++++ Lignes fournies ++++

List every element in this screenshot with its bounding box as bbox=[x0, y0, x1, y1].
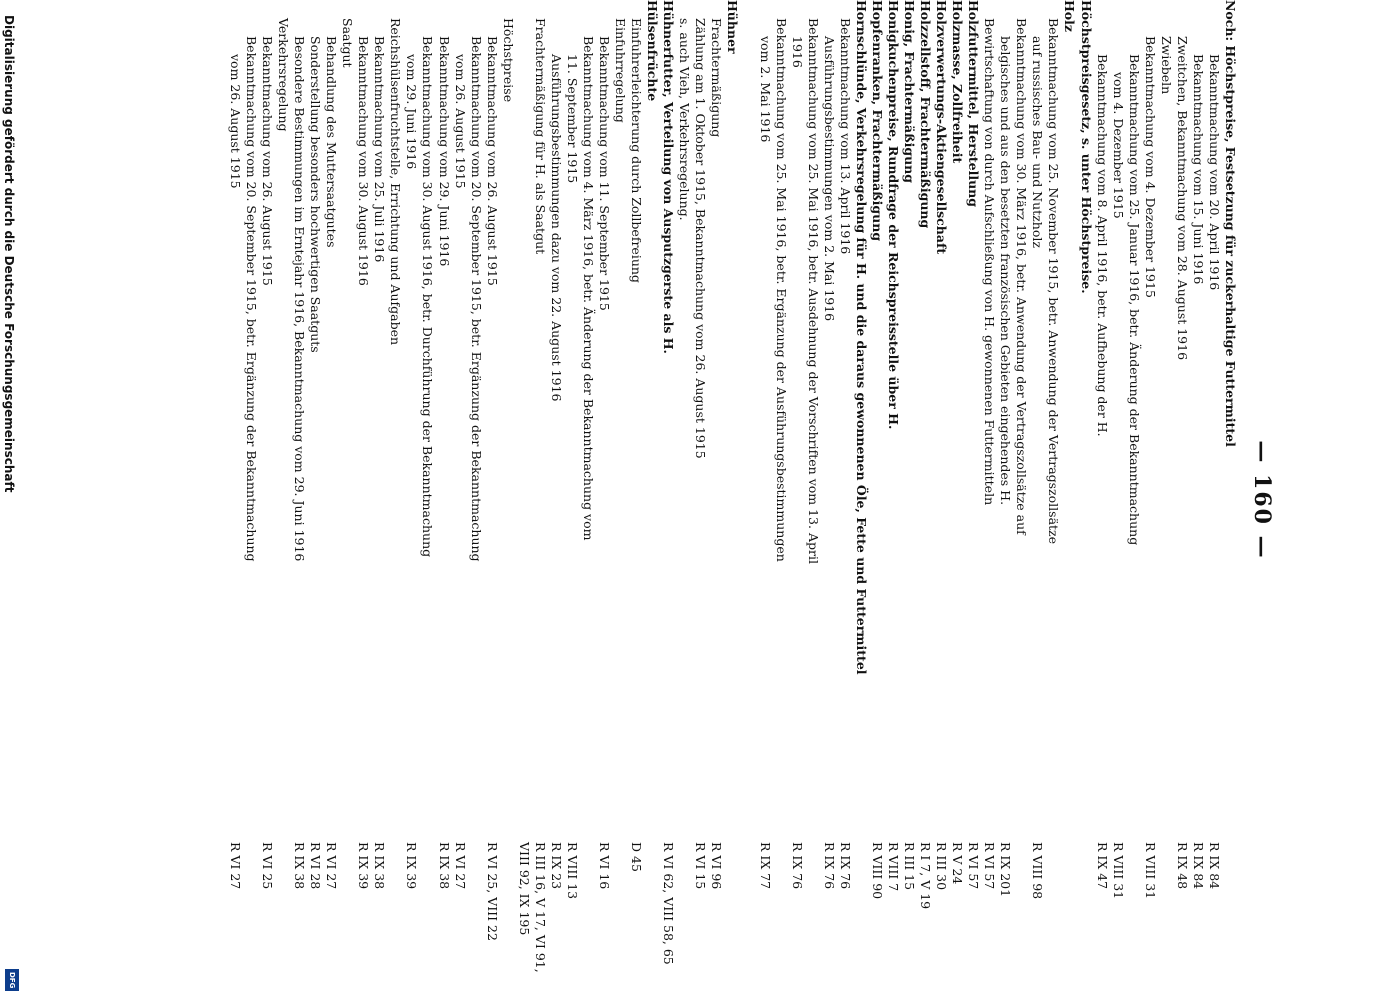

++++
++++ Lignes fournies ++++

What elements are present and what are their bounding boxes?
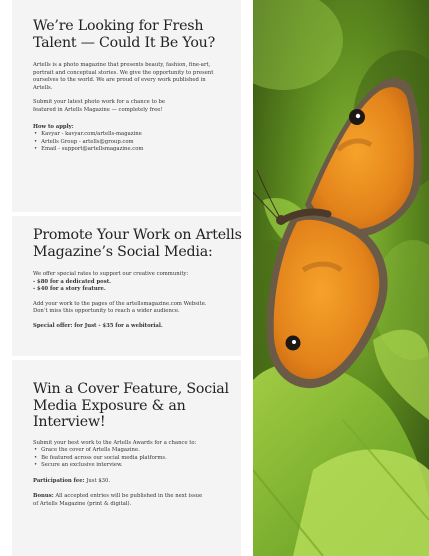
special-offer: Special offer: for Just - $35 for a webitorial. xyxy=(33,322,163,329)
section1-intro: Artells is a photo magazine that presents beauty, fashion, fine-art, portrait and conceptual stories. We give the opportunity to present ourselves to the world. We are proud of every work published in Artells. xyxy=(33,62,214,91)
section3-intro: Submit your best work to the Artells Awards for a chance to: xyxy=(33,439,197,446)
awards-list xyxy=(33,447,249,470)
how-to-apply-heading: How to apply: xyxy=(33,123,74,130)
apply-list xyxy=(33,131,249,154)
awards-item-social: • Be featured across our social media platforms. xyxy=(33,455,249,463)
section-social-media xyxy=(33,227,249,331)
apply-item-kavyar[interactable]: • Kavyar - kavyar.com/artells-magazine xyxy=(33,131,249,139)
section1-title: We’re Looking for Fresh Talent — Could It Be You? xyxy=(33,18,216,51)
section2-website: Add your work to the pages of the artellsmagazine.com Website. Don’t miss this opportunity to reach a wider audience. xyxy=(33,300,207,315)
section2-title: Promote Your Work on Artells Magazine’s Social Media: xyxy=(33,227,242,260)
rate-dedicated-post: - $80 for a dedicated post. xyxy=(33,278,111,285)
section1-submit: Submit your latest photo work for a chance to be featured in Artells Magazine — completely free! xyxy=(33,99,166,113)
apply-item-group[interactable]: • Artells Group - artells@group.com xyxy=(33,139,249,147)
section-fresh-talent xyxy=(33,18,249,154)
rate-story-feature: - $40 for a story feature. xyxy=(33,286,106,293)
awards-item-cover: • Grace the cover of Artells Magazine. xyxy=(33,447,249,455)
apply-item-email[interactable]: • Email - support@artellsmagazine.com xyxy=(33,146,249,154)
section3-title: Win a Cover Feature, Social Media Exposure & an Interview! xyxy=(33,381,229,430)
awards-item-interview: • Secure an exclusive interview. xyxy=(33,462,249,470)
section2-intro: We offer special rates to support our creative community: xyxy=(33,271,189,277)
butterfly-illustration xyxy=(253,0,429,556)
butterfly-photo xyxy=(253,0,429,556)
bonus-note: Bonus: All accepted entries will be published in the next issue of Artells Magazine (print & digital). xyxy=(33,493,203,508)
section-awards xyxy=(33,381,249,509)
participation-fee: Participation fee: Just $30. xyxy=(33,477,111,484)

++++

■ Votre consigne
Pouvez-vous disposer en tableau Markdown, avec les colonnes « Numéro » et « Texte », les lignes allant de celle qui contient "What elements are" jusqu'à celle qui contient "section1-submit: Submit your", celle-ci comprise, en omettant les lignes vides et les images ?

■ Réponse rédigée
| Numéro | Texte |
|---|---|
| 1 | What elements are present and what are their bounding boxes? |
| 2 | special-offer: Special offer: for Just - $35 for a webitorial. xyxy=(33,322,163,329) |
| 3 | section1-intro: Artells is a photo magazine that presents beauty, fashion, fine-art, portrait and conceptual stories. We give the opportunity to present ourselves to the world. We are proud of every work published in Artells. xyxy=(33,62,214,91) |
| 4 | section3-intro: Submit your best work to the Artells Awards for a chance to: xyxy=(33,439,197,446) |
| 5 | awards-list xyxy=(33,447,249,470) |
| 6 | how-to-apply-heading: How to apply: xyxy=(33,123,74,130) |
| 7 | apply-list xyxy=(33,131,249,154) |
| 8 | awards-item-social: • Be featured across our social media platforms. xyxy=(33,455,249,463) |
| 9 | section-social-media xyxy=(33,227,249,331) |
| 10 | apply-item-kavyar[interactable]: • Kavyar - kavyar.com/artells-magazine xyxy=(33,131,249,139) |
| 11 | section1-title: We’re Looking for Fresh Talent — Could It Be You? xyxy=(33,18,216,51) |
| 12 | section2-website: Add your work to the pages of the artellsmagazine.com Website. Don’t miss this opportunity to reach a wider audience. xyxy=(33,300,207,315) |
| 13 | section2-title: Promote Your Work on Artells Magazine’s Social Media: xyxy=(33,227,242,260) |
| 14 | rate-dedicated-post: - $80 for a dedicated post. xyxy=(33,278,111,285) |
| 15 | section1-submit: Submit your latest photo work for a chance to be featured in Artells Magazine — completely free! xyxy=(33,99,166,113) |